**Stated exercise:** Where a line contains the word "clouds", copy that line.

**Record list:**
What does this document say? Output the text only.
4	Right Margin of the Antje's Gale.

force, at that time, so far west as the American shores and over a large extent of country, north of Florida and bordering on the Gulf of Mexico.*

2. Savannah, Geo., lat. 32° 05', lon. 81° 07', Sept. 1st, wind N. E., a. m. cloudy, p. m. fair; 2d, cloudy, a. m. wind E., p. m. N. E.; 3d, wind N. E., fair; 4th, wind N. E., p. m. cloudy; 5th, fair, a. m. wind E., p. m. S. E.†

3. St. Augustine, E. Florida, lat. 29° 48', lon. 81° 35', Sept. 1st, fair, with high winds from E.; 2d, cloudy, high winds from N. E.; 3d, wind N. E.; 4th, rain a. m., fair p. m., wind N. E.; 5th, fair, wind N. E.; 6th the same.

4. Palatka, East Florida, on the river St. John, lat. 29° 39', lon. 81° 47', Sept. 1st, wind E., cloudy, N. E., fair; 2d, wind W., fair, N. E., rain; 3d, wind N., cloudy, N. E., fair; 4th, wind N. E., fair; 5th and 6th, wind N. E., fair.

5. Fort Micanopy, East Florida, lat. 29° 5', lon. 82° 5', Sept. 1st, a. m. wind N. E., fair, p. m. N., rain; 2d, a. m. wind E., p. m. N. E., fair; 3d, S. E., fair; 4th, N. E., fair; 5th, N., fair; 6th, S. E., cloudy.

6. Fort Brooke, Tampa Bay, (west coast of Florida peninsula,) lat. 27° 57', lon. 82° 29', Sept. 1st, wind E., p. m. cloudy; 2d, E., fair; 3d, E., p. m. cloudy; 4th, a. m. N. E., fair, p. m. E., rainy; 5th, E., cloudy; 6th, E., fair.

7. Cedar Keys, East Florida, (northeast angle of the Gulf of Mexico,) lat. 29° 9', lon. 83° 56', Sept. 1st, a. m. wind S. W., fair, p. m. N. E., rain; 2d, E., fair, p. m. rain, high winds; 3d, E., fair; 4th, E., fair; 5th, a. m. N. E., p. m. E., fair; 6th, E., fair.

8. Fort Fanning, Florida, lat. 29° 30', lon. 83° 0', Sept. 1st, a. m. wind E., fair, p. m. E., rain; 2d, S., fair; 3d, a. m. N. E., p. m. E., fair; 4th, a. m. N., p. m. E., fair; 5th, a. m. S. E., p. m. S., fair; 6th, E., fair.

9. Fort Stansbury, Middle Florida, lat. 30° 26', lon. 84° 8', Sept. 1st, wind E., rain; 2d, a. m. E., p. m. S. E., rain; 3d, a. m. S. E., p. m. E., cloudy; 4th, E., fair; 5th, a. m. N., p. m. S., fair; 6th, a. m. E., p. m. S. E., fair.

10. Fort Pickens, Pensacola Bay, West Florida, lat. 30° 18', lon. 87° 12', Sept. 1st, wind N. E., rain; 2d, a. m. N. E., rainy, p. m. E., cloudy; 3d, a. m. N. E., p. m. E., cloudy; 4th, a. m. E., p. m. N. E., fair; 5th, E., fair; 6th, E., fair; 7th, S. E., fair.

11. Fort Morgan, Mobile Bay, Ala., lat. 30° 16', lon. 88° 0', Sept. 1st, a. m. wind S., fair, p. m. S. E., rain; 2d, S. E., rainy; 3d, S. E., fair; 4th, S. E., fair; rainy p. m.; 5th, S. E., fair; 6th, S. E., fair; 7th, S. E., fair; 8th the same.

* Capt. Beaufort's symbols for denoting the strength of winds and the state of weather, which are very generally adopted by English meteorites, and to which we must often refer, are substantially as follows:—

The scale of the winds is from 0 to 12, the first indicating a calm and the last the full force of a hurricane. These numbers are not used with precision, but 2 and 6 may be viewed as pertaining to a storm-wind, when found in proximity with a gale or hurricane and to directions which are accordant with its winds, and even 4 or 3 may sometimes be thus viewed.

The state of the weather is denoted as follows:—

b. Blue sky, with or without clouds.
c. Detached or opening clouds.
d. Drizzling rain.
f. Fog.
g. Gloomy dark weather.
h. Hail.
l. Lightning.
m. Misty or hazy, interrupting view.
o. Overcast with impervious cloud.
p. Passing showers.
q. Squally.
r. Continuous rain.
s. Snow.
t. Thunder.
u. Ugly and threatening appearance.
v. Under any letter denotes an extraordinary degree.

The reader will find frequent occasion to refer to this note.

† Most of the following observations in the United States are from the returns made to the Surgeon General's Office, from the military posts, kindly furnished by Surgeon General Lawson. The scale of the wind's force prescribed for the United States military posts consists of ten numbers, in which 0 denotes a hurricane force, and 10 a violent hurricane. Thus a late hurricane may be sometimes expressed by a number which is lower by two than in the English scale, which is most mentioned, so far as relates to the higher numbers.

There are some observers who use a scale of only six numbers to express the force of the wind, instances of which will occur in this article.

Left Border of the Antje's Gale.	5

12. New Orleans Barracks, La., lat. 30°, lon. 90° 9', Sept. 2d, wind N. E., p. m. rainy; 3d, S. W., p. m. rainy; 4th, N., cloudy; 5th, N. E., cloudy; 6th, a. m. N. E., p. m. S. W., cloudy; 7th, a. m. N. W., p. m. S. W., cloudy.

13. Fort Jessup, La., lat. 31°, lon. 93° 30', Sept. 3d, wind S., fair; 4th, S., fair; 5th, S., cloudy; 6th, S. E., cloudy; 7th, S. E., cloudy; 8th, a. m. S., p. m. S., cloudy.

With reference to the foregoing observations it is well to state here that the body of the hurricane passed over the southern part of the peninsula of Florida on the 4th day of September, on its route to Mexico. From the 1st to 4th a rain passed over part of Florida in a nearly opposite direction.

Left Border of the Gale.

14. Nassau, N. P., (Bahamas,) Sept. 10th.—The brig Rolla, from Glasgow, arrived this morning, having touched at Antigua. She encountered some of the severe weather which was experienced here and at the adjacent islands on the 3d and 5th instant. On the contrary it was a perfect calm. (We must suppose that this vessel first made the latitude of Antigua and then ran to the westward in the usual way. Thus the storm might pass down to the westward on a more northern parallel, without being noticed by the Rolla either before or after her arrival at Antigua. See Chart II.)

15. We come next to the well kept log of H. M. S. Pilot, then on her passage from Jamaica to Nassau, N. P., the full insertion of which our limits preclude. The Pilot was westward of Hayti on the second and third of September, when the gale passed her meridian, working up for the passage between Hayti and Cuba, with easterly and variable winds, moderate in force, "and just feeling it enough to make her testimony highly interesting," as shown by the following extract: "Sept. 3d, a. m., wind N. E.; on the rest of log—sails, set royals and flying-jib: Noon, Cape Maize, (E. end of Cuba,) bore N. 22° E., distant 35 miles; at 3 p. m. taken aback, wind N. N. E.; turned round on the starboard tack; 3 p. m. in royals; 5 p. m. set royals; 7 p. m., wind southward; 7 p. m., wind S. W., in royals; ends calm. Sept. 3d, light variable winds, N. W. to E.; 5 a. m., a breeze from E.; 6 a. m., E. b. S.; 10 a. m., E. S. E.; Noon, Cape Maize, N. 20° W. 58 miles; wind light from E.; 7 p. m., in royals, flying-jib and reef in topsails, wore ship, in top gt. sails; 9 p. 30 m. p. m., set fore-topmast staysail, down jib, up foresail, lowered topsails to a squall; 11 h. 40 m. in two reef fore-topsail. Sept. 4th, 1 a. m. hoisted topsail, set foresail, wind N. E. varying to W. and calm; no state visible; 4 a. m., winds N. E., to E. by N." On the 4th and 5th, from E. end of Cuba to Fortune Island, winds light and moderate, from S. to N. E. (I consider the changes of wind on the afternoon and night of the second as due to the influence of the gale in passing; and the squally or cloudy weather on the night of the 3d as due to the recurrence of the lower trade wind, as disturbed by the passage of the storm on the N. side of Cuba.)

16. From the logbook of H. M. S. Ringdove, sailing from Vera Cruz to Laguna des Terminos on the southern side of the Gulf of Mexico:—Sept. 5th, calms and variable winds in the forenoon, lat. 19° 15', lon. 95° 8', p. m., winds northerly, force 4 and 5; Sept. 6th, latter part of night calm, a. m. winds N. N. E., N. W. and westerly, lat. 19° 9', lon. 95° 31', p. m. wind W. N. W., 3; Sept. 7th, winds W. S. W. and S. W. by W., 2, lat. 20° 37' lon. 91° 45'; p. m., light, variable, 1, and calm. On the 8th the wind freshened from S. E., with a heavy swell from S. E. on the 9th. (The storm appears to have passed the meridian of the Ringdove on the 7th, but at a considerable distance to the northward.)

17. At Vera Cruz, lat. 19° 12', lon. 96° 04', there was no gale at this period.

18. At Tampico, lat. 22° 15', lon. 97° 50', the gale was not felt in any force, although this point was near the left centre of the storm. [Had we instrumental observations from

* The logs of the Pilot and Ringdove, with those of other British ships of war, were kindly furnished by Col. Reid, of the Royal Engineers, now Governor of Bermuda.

**Solution for this exercise:**
b. Blue sky, with or without clouds.
c. Detached or opening clouds.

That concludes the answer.